• Objective:
Every record below is to be retyped exactly.

• Raw data:

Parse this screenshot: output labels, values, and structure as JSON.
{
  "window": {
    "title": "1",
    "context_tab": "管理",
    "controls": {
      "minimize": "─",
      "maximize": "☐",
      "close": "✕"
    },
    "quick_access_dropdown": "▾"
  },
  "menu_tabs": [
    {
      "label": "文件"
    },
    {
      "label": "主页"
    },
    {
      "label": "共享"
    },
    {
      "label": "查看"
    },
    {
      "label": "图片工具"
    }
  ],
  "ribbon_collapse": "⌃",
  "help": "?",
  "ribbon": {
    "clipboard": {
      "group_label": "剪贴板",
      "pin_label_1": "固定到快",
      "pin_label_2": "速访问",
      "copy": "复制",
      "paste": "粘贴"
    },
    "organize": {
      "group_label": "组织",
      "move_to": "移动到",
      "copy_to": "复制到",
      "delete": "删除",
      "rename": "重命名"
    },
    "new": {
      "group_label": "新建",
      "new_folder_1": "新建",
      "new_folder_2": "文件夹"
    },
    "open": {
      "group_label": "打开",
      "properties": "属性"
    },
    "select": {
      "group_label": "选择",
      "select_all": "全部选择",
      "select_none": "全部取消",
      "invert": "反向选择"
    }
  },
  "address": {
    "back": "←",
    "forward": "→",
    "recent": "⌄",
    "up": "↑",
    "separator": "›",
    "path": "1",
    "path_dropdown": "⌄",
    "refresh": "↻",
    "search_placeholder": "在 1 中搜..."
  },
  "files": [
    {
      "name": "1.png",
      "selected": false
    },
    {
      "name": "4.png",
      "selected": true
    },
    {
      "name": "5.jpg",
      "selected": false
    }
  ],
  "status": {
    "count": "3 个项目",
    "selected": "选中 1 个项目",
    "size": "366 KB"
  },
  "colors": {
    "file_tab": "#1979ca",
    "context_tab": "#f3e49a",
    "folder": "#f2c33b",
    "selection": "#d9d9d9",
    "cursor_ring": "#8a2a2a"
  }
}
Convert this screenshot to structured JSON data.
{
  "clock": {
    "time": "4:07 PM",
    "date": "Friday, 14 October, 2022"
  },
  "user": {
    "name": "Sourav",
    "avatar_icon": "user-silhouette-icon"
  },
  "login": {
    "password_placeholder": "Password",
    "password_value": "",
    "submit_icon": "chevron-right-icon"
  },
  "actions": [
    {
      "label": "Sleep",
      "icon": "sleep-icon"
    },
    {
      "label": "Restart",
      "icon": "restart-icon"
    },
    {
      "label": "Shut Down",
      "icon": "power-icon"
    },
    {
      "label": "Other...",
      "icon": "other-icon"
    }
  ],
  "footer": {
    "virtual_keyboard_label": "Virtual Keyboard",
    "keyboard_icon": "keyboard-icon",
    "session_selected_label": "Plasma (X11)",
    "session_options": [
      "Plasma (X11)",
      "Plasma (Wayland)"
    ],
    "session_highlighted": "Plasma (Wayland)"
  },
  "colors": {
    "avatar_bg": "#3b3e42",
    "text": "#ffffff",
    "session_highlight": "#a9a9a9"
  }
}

• Solution to this exercise:
Parse this screenshot: output labels, values, and structure as JSON.
{
  "window": {
    "title": "1",
    "context_tab": "管理",
    "controls": {
      "minimize": "─",
      "maximize": "☐",
      "close": "✕"
    },
    "quick_access_dropdown": "▾"
  },
  "menu_tabs": [
    {
      "label": "文件"
    },
    {
      "label": "主页"
    },
    {
      "label": "共享"
    },
    {
      "label": "查看"
    },
    {
      "label": "图片工具"
    }
  ],
  "ribbon_collapse": "⌃",
  "help": "?",
  "ribbon": {
    "clipboard": {
      "group_label": "剪贴板",
      "pin_label_1": "固定到快",
      "pin_label_2": "速访问",
      "copy": "复制",
      "paste": "粘贴"
    },
    "organize": {
      "group_label": "组织",
      "move_to": "移动到",
      "copy_to": "复制到",
      "delete": "删除",
      "rename": "重命名"
    },
    "new": {
      "group_label": "新建",
      "new_folder_1": "新建",
      "new_folder_2": "文件夹"
    },
    "open": {
      "group_label": "打开",
      "properties": "属性"
    },
    "select": {
      "group_label": "选择",
      "select_all": "全部选择",
      "select_none": "全部取消",
      "invert": "反向选择"
    }
  },
  "address": {
    "back": "←",
    "forward": "→",
    "recent": "⌄",
    "up": "↑",
    "separator": "›",
    "path": "1",
    "path_dropdown": "⌄",
    "refresh": "↻",
    "search_placeholder": "在 1 中搜..."
  },
  "files": [
    {
      "name": "1.png",
      "selected": false
    },
    {
      "name": "4.png",
      "selected": true
    },
    {
      "name": "5.jpg",
      "selected": false
    }
  ],
  "status": {
    "count": "3 个项目",
    "selected": "选中 1 个项目",
    "size": "366 KB"
  },
  "colors": {
    "file_tab": "#1979ca",
    "context_tab": "#f3e49a",
    "folder": "#f2c33b",
    "selection": "#d9d9d9",
    "cursor_ring": "#8a2a2a"
  }
}
Convert this screenshot to structured JSON data.
{
  "clock": {
    "time": "4:07 PM",
    "date": "Friday, 14 October, 2022"
  },
  "user": {
    "name": "Sourav",
    "avatar_icon": "user-silhouette-icon"
  },
  "login": {
    "password_placeholder": "Password",
    "password_value": "",
    "submit_icon": "chevron-right-icon"
  },
  "actions": [
    {
      "label": "Sleep",
      "icon": "sleep-icon"
    },
    {
      "label": "Restart",
      "icon": "restart-icon"
    },
    {
      "label": "Shut Down",
      "icon": "power-icon"
    },
    {
      "label": "Other...",
      "icon": "other-icon"
    }
  ],
  "footer": {
    "virtual_keyboard_label": "Virtual Keyboard",
    "keyboard_icon": "keyboard-icon",
    "session_selected_label": "Plasma (X11)",
    "session_options": [
      "Plasma (X11)",
      "Plasma (Wayland)"
    ],
    "session_highlighted": "Plasma (Wayland)"
  },
  "colors": {
    "avatar_bg": "#3b3e42",
    "text": "#ffffff",
    "session_highlight": "#a9a9a9"
  }
}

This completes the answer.